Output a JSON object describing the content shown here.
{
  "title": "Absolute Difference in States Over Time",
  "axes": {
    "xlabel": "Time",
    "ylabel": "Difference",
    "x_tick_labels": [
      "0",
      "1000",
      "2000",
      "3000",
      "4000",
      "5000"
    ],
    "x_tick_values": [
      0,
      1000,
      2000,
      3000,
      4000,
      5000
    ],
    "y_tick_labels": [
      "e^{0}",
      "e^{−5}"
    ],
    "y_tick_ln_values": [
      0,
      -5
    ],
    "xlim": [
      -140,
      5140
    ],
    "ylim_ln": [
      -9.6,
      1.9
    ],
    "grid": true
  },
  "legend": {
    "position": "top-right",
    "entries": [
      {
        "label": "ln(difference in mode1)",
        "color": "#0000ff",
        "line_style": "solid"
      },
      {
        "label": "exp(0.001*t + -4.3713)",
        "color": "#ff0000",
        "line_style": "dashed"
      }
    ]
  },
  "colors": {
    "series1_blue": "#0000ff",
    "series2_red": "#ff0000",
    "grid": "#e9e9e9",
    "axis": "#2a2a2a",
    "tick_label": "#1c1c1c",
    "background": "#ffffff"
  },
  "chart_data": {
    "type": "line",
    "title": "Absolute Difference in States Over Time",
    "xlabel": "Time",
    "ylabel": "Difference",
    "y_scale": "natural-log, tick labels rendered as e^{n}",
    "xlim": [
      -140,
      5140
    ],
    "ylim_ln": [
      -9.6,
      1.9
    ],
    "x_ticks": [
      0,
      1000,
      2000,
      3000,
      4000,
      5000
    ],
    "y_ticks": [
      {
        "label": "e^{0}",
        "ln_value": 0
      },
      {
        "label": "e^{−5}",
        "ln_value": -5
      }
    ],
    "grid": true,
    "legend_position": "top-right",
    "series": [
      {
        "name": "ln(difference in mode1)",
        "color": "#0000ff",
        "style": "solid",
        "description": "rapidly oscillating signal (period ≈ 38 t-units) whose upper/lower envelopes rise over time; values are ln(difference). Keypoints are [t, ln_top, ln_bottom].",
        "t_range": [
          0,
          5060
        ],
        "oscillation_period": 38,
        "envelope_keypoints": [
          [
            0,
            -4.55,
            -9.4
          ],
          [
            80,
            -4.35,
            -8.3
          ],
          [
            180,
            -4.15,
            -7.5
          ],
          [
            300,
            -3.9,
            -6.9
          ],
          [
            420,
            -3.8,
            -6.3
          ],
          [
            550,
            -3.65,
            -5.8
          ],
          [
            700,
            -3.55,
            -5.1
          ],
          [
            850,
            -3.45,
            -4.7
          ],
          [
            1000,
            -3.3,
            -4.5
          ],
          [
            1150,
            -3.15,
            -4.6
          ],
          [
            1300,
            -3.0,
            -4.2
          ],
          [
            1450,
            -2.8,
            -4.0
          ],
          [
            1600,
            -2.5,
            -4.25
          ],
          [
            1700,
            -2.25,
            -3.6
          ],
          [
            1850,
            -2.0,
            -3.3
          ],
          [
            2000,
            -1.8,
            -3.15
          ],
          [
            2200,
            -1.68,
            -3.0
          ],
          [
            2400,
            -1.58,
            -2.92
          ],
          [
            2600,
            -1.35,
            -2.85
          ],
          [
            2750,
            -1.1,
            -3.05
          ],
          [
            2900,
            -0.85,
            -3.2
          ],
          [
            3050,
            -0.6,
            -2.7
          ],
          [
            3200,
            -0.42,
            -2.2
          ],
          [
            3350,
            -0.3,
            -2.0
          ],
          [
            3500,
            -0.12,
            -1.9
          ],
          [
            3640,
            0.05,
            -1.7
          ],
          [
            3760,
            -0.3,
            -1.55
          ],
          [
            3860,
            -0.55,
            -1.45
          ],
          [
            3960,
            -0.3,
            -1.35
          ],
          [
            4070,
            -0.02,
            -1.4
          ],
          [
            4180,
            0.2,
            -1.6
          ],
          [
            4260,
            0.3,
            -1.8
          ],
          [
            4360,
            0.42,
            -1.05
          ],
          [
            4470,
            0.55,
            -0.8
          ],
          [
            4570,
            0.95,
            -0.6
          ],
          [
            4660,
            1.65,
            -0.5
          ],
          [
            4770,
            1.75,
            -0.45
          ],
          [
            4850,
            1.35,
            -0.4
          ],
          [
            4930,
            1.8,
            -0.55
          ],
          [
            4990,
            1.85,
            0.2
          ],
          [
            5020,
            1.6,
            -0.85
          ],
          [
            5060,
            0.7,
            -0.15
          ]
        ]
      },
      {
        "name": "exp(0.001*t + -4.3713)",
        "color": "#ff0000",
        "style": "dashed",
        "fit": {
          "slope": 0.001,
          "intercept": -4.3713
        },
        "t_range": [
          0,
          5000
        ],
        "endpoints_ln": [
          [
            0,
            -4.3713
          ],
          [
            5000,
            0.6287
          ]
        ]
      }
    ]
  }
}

**Problem to solve:**
Retype the data in full and match it exactly.

**Full response:**
Output a JSON object describing the content shown here.
{
  "title": "Absolute Difference in States Over Time",
  "axes": {
    "xlabel": "Time",
    "ylabel": "Difference",
    "x_tick_labels": [
      "0",
      "1000",
      "2000",
      "3000",
      "4000",
      "5000"
    ],
    "x_tick_values": [
      0,
      1000,
      2000,
      3000,
      4000,
      5000
    ],
    "y_tick_labels": [
      "e^{0}",
      "e^{−5}"
    ],
    "y_tick_ln_values": [
      0,
      -5
    ],
    "xlim": [
      -140,
      5140
    ],
    "ylim_ln": [
      -9.6,
      1.9
    ],
    "grid": true
  },
  "legend": {
    "position": "top-right",
    "entries": [
      {
        "label": "ln(difference in mode1)",
        "color": "#0000ff",
        "line_style": "solid"
      },
      {
        "label": "exp(0.001*t + -4.3713)",
        "color": "#ff0000",
        "line_style": "dashed"
      }
    ]
  },
  "colors": {
    "series1_blue": "#0000ff",
    "series2_red": "#ff0000",
    "grid": "#e9e9e9",
    "axis": "#2a2a2a",
    "tick_label": "#1c1c1c",
    "background": "#ffffff"
  },
  "chart_data": {
    "type": "line",
    "title": "Absolute Difference in States Over Time",
    "xlabel": "Time",
    "ylabel": "Difference",
    "y_scale": "natural-log, tick labels rendered as e^{n}",
    "xlim": [
      -140,
      5140
    ],
    "ylim_ln": [
      -9.6,
      1.9
    ],
    "x_ticks": [
      0,
      1000,
      2000,
      3000,
      4000,
      5000
    ],
    "y_ticks": [
      {
        "label": "e^{0}",
        "ln_value": 0
      },
      {
        "label": "e^{−5}",
        "ln_value": -5
      }
    ],
    "grid": true,
    "legend_position": "top-right",
    "series": [
      {
        "name": "ln(difference in mode1)",
        "color": "#0000ff",
        "style": "solid",
        "description": "rapidly oscillating signal (period ≈ 38 t-units) whose upper/lower envelopes rise over time; values are ln(difference). Keypoints are [t, ln_top, ln_bottom].",
        "t_range": [
          0,
          5060
        ],
        "oscillation_period": 38,
        "envelope_keypoints": [
          [
            0,
            -4.55,
            -9.4
          ],
          [
            80,
            -4.35,
            -8.3
          ],
          [
            180,
            -4.15,
            -7.5
          ],
          [
            300,
            -3.9,
            -6.9
          ],
          [
            420,
            -3.8,
            -6.3
          ],
          [
            550,
            -3.65,
            -5.8
          ],
          [
            700,
            -3.55,
            -5.1
          ],
          [
            850,
            -3.45,
            -4.7
          ],
          [
            1000,
            -3.3,
            -4.5
          ],
          [
            1150,
            -3.15,
            -4.6
          ],
          [
            1300,
            -3.0,
            -4.2
          ],
          [
            1450,
            -2.8,
            -4.0
          ],
          [
            1600,
            -2.5,
            -4.25
          ],
          [
            1700,
            -2.25,
            -3.6
          ],
          [
            1850,
            -2.0,
            -3.3
          ],
          [
            2000,
            -1.8,
            -3.15
          ],
          [
            2200,
            -1.68,
            -3.0
          ],
          [
            2400,
            -1.58,
            -2.92
          ],
          [
            2600,
            -1.35,
            -2.85
          ],
          [
            2750,
            -1.1,
            -3.05
          ],
          [
            2900,
            -0.85,
            -3.2
          ],
          [
            3050,
            -0.6,
            -2.7
          ],
          [
            3200,
            -0.42,
            -2.2
          ],
          [
            3350,
            -0.3,
            -2.0
          ],
          [
            3500,
            -0.12,
            -1.9
          ],
          [
            3640,
            0.05,
            -1.7
          ],
          [
            3760,
            -0.3,
            -1.55
          ],
          [
            3860,
            -0.55,
            -1.45
          ],
          [
            3960,
            -0.3,
            -1.35
          ],
          [
            4070,
            -0.02,
            -1.4
          ],
          [
            4180,
            0.2,
            -1.6
          ],
          [
            4260,
            0.3,
            -1.8
          ],
          [
            4360,
            0.42,
            -1.05
          ],
          [
            4470,
            0.55,
            -0.8
          ],
          [
            4570,
            0.95,
            -0.6
          ],
          [
            4660,
            1.65,
            -0.5
          ],
          [
            4770,
            1.75,
            -0.45
          ],
          [
            4850,
            1.35,
            -0.4
          ],
          [
            4930,
            1.8,
            -0.55
          ],
          [
            4990,
            1.85,
            0.2
          ],
          [
            5020,
            1.6,
            -0.85
          ],
          [
            5060,
            0.7,
            -0.15
          ]
        ]
      },
      {
        "name": "exp(0.001*t + -4.3713)",
        "color": "#ff0000",
        "style": "dashed",
        "fit": {
          "slope": 0.001,
          "intercept": -4.3713
        },
        "t_range": [
          0,
          5000
        ],
        "endpoints_ln": [
          [
            0,
            -4.3713
          ],
          [
            5000,
            0.6287
          ]
        ]
      }
    ]
  }
}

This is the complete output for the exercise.